**What is expected**.
Check each line of the entries below for the string "mean"; copy every line where it appears.

**Supplied material**.
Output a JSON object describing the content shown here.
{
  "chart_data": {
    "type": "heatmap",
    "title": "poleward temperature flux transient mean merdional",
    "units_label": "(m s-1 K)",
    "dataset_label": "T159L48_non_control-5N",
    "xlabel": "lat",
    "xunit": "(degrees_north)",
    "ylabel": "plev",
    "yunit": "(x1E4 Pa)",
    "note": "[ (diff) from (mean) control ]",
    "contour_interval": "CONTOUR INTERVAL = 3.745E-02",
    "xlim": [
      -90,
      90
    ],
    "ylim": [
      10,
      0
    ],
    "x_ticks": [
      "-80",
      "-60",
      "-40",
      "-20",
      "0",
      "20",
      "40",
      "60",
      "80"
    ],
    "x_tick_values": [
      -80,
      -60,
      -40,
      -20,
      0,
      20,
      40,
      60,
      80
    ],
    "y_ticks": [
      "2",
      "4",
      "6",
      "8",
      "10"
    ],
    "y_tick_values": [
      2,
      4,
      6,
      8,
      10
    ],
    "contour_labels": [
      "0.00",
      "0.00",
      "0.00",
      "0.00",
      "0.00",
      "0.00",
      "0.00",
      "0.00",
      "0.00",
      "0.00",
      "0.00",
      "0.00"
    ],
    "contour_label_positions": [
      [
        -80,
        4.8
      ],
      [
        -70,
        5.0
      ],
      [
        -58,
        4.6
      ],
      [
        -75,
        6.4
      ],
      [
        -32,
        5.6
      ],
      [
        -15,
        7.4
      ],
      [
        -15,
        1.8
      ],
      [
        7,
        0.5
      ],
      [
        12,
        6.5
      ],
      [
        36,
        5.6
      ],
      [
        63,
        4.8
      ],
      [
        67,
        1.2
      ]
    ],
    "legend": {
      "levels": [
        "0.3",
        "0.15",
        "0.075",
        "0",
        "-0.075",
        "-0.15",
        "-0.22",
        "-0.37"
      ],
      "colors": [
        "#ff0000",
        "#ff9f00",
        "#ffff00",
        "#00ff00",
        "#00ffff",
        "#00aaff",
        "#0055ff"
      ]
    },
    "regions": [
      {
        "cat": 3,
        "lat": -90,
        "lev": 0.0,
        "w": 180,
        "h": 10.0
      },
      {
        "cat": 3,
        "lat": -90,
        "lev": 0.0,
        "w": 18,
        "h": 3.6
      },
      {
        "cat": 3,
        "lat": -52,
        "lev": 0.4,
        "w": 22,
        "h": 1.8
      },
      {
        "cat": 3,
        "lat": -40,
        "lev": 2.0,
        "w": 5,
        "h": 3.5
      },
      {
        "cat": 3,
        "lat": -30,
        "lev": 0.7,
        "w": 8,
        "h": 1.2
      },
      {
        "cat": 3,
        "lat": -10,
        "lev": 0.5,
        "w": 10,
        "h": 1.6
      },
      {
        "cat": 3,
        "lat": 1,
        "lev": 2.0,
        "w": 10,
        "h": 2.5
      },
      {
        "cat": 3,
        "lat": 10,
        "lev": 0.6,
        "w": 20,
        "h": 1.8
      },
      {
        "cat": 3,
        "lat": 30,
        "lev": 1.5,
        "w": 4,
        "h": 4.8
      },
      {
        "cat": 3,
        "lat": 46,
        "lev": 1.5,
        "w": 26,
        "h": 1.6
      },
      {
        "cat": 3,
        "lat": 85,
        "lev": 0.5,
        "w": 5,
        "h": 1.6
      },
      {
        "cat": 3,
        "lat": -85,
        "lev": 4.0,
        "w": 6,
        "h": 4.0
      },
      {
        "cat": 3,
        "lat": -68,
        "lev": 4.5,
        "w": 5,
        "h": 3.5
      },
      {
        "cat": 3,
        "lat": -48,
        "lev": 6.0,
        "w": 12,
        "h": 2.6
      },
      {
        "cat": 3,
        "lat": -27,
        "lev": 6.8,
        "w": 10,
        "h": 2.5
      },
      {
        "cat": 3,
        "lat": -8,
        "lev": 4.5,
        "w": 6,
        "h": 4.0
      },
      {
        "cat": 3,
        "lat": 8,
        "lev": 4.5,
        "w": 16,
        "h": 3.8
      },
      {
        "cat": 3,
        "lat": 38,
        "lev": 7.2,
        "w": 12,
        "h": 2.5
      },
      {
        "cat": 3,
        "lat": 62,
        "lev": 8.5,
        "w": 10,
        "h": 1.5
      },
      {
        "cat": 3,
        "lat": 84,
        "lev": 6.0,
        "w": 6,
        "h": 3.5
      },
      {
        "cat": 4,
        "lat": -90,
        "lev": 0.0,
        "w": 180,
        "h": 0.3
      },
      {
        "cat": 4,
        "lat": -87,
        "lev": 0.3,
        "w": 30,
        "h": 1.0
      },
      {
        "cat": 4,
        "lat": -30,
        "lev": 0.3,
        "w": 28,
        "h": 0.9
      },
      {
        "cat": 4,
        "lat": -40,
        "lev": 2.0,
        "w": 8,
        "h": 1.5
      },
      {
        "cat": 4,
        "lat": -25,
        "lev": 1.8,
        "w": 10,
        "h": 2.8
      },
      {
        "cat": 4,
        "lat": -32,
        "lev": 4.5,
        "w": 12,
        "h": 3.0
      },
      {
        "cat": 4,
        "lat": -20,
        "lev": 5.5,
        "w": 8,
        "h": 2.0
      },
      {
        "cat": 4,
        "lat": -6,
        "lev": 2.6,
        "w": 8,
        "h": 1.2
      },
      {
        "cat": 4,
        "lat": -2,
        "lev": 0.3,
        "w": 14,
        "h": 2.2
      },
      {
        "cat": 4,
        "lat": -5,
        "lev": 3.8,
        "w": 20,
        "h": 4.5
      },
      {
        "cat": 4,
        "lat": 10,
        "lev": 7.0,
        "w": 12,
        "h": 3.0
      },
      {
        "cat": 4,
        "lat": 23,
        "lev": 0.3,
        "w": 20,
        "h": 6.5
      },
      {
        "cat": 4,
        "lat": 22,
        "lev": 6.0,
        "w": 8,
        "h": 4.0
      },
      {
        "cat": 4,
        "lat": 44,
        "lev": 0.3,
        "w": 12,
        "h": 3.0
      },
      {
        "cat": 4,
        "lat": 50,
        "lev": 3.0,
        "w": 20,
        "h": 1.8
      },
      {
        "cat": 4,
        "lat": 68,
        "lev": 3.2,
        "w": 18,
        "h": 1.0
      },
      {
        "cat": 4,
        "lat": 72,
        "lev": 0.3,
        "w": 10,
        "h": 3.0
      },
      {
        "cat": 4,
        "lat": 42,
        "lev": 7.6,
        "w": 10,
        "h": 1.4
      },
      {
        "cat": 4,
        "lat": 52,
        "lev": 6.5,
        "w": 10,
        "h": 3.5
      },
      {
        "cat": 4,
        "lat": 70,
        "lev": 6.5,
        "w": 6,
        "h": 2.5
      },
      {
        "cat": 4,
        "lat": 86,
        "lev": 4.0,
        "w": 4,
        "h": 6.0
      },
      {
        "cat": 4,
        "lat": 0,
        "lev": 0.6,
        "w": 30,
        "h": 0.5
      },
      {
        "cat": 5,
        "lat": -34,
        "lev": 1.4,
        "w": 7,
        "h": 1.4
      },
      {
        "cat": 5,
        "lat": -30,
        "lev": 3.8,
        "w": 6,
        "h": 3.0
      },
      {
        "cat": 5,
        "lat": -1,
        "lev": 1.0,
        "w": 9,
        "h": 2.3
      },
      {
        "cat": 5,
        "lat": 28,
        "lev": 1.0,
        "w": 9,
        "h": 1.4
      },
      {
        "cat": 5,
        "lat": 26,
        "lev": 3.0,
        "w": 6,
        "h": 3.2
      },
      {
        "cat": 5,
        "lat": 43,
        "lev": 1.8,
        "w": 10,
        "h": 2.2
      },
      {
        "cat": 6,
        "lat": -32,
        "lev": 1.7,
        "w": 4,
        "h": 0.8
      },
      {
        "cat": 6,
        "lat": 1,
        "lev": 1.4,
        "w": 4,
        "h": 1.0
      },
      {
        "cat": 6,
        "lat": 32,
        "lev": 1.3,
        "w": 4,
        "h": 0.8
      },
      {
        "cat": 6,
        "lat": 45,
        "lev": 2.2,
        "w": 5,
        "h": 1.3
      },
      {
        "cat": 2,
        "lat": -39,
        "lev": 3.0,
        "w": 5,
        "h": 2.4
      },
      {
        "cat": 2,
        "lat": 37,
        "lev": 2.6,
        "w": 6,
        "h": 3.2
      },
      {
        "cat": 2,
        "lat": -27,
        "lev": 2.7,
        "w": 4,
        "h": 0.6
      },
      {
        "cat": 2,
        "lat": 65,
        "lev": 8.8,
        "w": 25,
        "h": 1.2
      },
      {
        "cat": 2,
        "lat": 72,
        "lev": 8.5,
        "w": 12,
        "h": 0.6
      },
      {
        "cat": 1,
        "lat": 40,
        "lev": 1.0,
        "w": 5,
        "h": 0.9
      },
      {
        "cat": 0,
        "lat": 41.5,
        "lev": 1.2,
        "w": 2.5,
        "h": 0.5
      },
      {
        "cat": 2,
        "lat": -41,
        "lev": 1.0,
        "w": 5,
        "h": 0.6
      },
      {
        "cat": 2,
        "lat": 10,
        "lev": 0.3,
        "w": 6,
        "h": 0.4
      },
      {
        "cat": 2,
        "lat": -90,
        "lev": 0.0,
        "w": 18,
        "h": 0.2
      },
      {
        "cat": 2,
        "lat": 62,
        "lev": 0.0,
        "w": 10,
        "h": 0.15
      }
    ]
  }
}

**Problem solution**.
    "title": "poleward temperature flux transient mean merdional",
    "note": "[ (diff) from (mean) control ]",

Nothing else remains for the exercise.